BEGIN Dataset records
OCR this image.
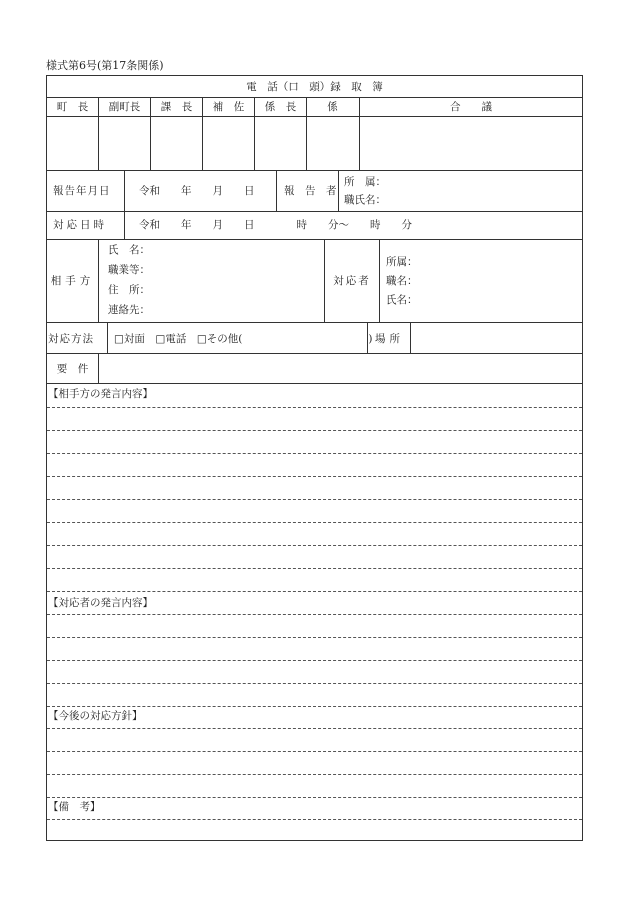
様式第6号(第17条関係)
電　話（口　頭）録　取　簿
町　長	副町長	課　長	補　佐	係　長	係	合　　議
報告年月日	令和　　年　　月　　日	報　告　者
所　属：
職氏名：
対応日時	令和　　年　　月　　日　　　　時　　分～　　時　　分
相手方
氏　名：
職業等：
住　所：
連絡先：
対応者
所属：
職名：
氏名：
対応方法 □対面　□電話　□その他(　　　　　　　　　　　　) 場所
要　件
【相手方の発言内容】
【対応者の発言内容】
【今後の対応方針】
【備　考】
END Dataset records
_Problem statement_
All the lines above are to be given again exactly as they read, with the pictures removed.

_Solution to the problem_
OCR this image.
様式第6号(第17条関係)
電　話（口　頭）録　取　簿
町　長	副町長	課　長	補　佐	係　長	係	合　　議
報告年月日	令和　　年　　月　　日	報　告　者
所　属：
職氏名：
対応日時	令和　　年　　月　　日　　　　時　　分～　　時　　分
相手方
氏　名：
職業等：
住　所：
連絡先：
対応者
所属：
職名：
氏名：
対応方法 □対面　□電話　□その他(　　　　　　　　　　　　) 場所
要　件
【相手方の発言内容】
【対応者の発言内容】
【今後の対応方針】
【備　考】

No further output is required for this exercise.